> **Record excerpts**:
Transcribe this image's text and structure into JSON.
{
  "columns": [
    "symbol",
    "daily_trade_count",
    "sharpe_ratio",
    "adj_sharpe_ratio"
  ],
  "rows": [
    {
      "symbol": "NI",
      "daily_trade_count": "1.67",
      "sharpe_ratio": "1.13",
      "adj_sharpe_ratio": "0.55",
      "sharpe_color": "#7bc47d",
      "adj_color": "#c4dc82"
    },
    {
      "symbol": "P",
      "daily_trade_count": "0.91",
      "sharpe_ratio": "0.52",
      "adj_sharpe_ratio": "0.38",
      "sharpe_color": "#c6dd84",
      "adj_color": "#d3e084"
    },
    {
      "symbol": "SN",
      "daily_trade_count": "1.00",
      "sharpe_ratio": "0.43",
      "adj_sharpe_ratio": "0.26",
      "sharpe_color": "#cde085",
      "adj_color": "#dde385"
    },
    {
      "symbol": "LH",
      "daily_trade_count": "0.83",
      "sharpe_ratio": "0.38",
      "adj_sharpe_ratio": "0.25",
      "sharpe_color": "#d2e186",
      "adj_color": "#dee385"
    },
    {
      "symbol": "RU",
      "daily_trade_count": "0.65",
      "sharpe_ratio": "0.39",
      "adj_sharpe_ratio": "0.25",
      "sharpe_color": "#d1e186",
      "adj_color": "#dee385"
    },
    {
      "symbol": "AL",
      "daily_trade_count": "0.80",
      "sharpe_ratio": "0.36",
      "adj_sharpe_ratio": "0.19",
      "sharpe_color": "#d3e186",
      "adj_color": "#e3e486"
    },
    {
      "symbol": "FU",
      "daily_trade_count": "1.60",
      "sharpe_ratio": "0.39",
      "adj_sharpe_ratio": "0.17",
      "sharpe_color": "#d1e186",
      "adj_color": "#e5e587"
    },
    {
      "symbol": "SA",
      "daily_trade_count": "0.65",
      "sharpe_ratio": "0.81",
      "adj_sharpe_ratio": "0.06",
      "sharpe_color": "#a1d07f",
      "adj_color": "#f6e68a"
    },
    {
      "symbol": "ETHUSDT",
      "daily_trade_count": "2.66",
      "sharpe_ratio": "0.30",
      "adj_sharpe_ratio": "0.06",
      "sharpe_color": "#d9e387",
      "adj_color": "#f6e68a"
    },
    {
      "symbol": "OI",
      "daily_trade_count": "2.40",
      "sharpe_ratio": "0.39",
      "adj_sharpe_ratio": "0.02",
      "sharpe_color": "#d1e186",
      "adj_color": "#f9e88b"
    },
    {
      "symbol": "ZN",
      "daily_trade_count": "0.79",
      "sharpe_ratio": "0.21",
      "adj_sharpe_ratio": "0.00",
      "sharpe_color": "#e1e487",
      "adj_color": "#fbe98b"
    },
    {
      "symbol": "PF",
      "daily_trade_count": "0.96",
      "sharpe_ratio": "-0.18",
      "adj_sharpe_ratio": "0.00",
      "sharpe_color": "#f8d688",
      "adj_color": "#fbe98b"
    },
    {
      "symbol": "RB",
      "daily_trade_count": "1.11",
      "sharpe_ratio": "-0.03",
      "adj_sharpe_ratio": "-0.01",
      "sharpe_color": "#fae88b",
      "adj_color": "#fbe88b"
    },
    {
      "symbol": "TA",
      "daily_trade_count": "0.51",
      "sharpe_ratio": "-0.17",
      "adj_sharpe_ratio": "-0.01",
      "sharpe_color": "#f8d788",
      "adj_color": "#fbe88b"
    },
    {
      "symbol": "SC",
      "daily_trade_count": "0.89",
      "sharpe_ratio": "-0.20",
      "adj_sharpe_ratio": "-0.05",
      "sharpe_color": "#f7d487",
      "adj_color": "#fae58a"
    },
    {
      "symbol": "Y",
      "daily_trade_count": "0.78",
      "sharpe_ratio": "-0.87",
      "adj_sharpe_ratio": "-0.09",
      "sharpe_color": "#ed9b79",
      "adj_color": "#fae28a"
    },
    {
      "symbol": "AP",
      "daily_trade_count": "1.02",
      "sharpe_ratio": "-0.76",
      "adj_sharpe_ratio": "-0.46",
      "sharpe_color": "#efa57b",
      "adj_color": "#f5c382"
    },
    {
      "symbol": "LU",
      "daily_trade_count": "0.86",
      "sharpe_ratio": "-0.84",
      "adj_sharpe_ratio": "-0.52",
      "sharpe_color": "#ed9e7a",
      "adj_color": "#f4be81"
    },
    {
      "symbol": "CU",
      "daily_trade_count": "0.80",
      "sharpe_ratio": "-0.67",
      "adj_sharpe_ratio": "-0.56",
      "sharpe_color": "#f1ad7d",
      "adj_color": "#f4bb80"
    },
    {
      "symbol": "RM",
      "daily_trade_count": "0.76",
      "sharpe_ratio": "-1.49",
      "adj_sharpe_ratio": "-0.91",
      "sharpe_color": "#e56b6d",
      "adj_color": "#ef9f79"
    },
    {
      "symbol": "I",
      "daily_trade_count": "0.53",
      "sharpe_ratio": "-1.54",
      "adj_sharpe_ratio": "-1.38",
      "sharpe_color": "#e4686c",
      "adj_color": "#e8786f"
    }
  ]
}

> **Task prompt**: All of the data shown above must be copied exactly.

> **Output for this task**:
Transcribe this image's text and structure into JSON.
{
  "columns": [
    "symbol",
    "daily_trade_count",
    "sharpe_ratio",
    "adj_sharpe_ratio"
  ],
  "rows": [
    {
      "symbol": "NI",
      "daily_trade_count": "1.67",
      "sharpe_ratio": "1.13",
      "adj_sharpe_ratio": "0.55",
      "sharpe_color": "#7bc47d",
      "adj_color": "#c4dc82"
    },
    {
      "symbol": "P",
      "daily_trade_count": "0.91",
      "sharpe_ratio": "0.52",
      "adj_sharpe_ratio": "0.38",
      "sharpe_color": "#c6dd84",
      "adj_color": "#d3e084"
    },
    {
      "symbol": "SN",
      "daily_trade_count": "1.00",
      "sharpe_ratio": "0.43",
      "adj_sharpe_ratio": "0.26",
      "sharpe_color": "#cde085",
      "adj_color": "#dde385"
    },
    {
      "symbol": "LH",
      "daily_trade_count": "0.83",
      "sharpe_ratio": "0.38",
      "adj_sharpe_ratio": "0.25",
      "sharpe_color": "#d2e186",
      "adj_color": "#dee385"
    },
    {
      "symbol": "RU",
      "daily_trade_count": "0.65",
      "sharpe_ratio": "0.39",
      "adj_sharpe_ratio": "0.25",
      "sharpe_color": "#d1e186",
      "adj_color": "#dee385"
    },
    {
      "symbol": "AL",
      "daily_trade_count": "0.80",
      "sharpe_ratio": "0.36",
      "adj_sharpe_ratio": "0.19",
      "sharpe_color": "#d3e186",
      "adj_color": "#e3e486"
    },
    {
      "symbol": "FU",
      "daily_trade_count": "1.60",
      "sharpe_ratio": "0.39",
      "adj_sharpe_ratio": "0.17",
      "sharpe_color": "#d1e186",
      "adj_color": "#e5e587"
    },
    {
      "symbol": "SA",
      "daily_trade_count": "0.65",
      "sharpe_ratio": "0.81",
      "adj_sharpe_ratio": "0.06",
      "sharpe_color": "#a1d07f",
      "adj_color": "#f6e68a"
    },
    {
      "symbol": "ETHUSDT",
      "daily_trade_count": "2.66",
      "sharpe_ratio": "0.30",
      "adj_sharpe_ratio": "0.06",
      "sharpe_color": "#d9e387",
      "adj_color": "#f6e68a"
    },
    {
      "symbol": "OI",
      "daily_trade_count": "2.40",
      "sharpe_ratio": "0.39",
      "adj_sharpe_ratio": "0.02",
      "sharpe_color": "#d1e186",
      "adj_color": "#f9e88b"
    },
    {
      "symbol": "ZN",
      "daily_trade_count": "0.79",
      "sharpe_ratio": "0.21",
      "adj_sharpe_ratio": "0.00",
      "sharpe_color": "#e1e487",
      "adj_color": "#fbe98b"
    },
    {
      "symbol": "PF",
      "daily_trade_count": "0.96",
      "sharpe_ratio": "-0.18",
      "adj_sharpe_ratio": "0.00",
      "sharpe_color": "#f8d688",
      "adj_color": "#fbe98b"
    },
    {
      "symbol": "RB",
      "daily_trade_count": "1.11",
      "sharpe_ratio": "-0.03",
      "adj_sharpe_ratio": "-0.01",
      "sharpe_color": "#fae88b",
      "adj_color": "#fbe88b"
    },
    {
      "symbol": "TA",
      "daily_trade_count": "0.51",
      "sharpe_ratio": "-0.17",
      "adj_sharpe_ratio": "-0.01",
      "sharpe_color": "#f8d788",
      "adj_color": "#fbe88b"
    },
    {
      "symbol": "SC",
      "daily_trade_count": "0.89",
      "sharpe_ratio": "-0.20",
      "adj_sharpe_ratio": "-0.05",
      "sharpe_color": "#f7d487",
      "adj_color": "#fae58a"
    },
    {
      "symbol": "Y",
      "daily_trade_count": "0.78",
      "sharpe_ratio": "-0.87",
      "adj_sharpe_ratio": "-0.09",
      "sharpe_color": "#ed9b79",
      "adj_color": "#fae28a"
    },
    {
      "symbol": "AP",
      "daily_trade_count": "1.02",
      "sharpe_ratio": "-0.76",
      "adj_sharpe_ratio": "-0.46",
      "sharpe_color": "#efa57b",
      "adj_color": "#f5c382"
    },
    {
      "symbol": "LU",
      "daily_trade_count": "0.86",
      "sharpe_ratio": "-0.84",
      "adj_sharpe_ratio": "-0.52",
      "sharpe_color": "#ed9e7a",
      "adj_color": "#f4be81"
    },
    {
      "symbol": "CU",
      "daily_trade_count": "0.80",
      "sharpe_ratio": "-0.67",
      "adj_sharpe_ratio": "-0.56",
      "sharpe_color": "#f1ad7d",
      "adj_color": "#f4bb80"
    },
    {
      "symbol": "RM",
      "daily_trade_count": "0.76",
      "sharpe_ratio": "-1.49",
      "adj_sharpe_ratio": "-0.91",
      "sharpe_color": "#e56b6d",
      "adj_color": "#ef9f79"
    },
    {
      "symbol": "I",
      "daily_trade_count": "0.53",
      "sharpe_ratio": "-1.54",
      "adj_sharpe_ratio": "-1.38",
      "sharpe_color": "#e4686c",
      "adj_color": "#e8786f"
    }
  ]
}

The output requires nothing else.